• WHAT YOU NEED TO DO:
Every line with the word "класі" in it should be extracted from the data that follows.

--------------------------------

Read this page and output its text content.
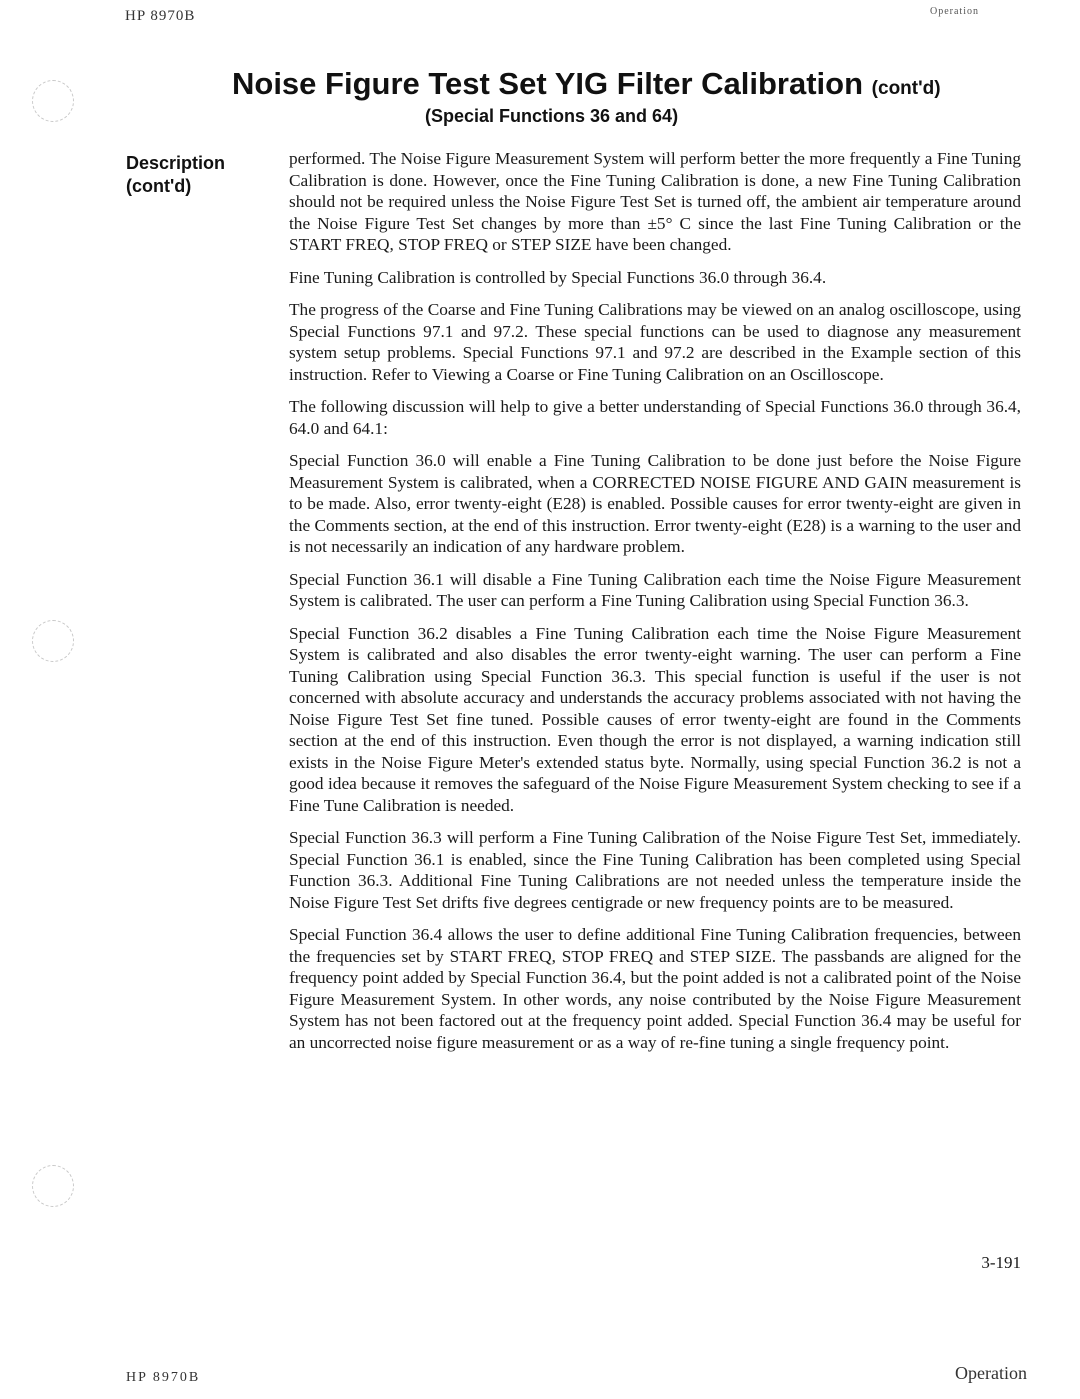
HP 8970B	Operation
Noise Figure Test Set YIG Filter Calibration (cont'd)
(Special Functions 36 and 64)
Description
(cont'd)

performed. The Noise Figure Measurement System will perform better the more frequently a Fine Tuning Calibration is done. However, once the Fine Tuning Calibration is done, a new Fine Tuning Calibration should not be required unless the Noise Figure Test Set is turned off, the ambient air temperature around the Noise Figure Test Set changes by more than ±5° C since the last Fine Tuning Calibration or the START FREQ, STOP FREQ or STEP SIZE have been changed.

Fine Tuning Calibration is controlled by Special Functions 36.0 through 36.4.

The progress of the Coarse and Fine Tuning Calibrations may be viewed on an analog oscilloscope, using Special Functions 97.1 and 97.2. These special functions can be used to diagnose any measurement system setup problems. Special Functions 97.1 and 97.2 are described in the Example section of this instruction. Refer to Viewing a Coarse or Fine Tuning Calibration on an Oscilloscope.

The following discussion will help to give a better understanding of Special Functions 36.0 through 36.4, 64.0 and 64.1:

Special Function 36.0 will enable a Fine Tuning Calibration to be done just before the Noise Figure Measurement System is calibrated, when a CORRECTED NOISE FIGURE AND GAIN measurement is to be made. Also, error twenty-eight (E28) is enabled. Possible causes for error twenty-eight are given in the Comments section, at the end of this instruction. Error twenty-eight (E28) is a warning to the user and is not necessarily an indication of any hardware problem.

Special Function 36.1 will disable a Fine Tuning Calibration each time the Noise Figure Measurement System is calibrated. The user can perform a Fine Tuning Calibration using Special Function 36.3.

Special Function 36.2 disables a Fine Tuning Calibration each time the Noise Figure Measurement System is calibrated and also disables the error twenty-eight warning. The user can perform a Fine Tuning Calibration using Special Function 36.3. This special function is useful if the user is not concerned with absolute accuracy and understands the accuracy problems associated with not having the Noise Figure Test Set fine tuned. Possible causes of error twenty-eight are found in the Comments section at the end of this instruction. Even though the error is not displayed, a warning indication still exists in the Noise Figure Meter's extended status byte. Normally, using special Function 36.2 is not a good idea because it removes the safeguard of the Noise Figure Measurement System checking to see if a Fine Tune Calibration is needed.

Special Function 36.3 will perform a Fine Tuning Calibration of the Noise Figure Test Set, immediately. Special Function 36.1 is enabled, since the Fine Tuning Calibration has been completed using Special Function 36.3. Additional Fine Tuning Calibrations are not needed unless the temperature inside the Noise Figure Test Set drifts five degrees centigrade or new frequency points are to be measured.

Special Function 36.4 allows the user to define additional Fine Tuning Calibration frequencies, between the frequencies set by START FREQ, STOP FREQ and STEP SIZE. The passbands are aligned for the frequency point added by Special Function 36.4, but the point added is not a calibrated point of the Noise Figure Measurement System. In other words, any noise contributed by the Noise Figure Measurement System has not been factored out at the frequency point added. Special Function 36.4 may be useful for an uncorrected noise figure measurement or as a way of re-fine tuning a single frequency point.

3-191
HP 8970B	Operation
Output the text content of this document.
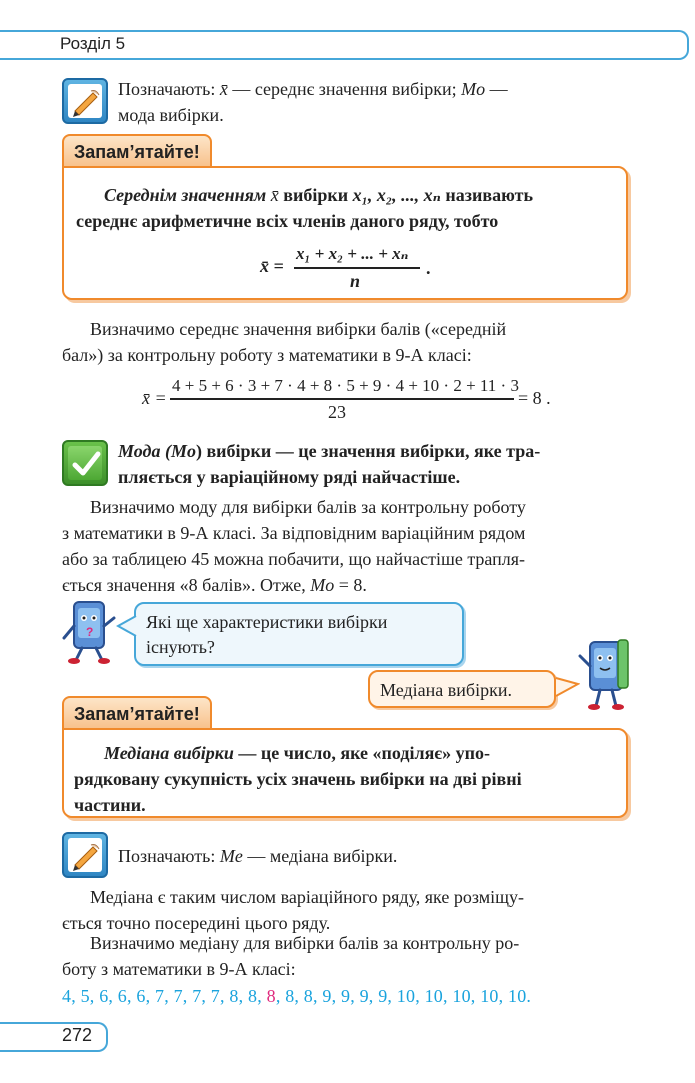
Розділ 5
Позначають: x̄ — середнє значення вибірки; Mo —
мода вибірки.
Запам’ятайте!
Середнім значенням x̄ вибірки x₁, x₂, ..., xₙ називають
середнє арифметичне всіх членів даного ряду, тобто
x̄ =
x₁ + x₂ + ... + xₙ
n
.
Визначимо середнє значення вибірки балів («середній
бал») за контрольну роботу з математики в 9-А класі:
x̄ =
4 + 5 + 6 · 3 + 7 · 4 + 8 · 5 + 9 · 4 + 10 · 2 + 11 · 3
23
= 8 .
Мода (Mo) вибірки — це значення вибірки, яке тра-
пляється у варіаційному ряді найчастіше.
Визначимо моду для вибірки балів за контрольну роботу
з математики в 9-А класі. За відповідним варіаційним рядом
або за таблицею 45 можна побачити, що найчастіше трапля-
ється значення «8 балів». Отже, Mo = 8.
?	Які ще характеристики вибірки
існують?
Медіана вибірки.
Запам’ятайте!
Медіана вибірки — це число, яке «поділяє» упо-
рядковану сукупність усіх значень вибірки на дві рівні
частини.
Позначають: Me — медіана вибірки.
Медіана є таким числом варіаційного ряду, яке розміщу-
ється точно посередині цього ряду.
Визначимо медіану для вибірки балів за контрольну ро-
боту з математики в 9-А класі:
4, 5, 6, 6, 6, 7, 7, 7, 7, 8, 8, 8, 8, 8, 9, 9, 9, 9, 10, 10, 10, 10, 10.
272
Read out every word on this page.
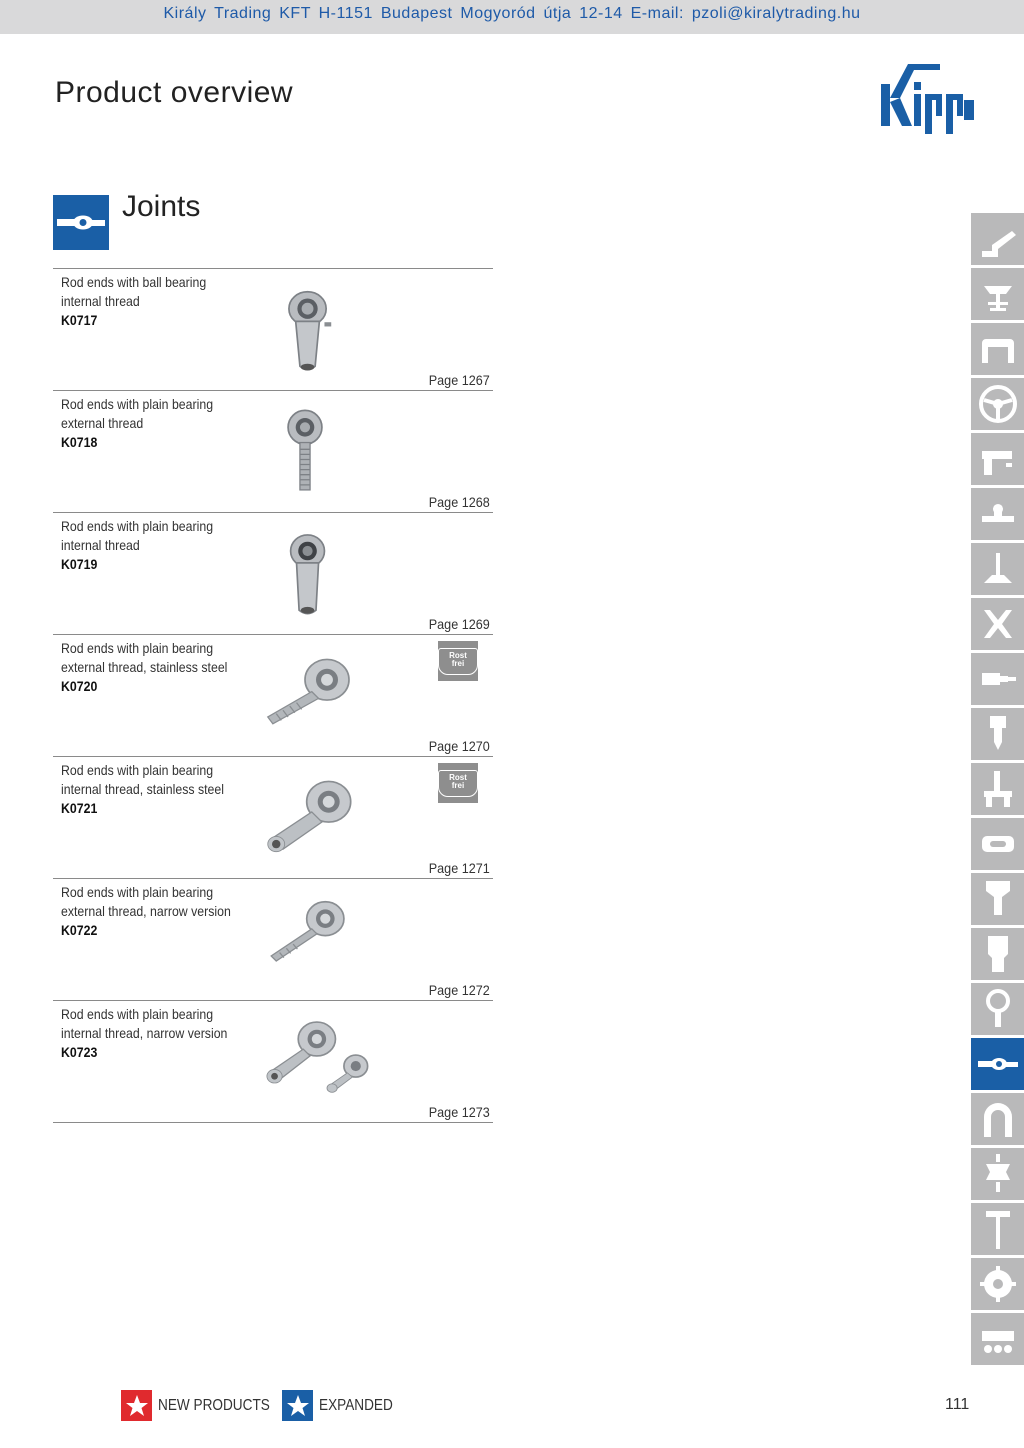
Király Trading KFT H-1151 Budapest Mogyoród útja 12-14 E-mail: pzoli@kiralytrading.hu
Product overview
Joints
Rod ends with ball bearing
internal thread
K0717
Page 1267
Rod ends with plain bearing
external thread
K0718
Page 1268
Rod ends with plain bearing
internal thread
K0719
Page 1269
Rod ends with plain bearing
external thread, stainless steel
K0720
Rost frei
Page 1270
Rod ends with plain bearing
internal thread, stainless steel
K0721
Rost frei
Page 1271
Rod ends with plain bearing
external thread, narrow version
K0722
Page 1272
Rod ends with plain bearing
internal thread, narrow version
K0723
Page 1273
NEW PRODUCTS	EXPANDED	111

--------------------------------

• FINISHED TASK:
бал») за контрольну роботу з математики в 9-А класі:
з математики в 9-А класі. За відповідним варіаційним рядом
боту з математики в 9-А класі:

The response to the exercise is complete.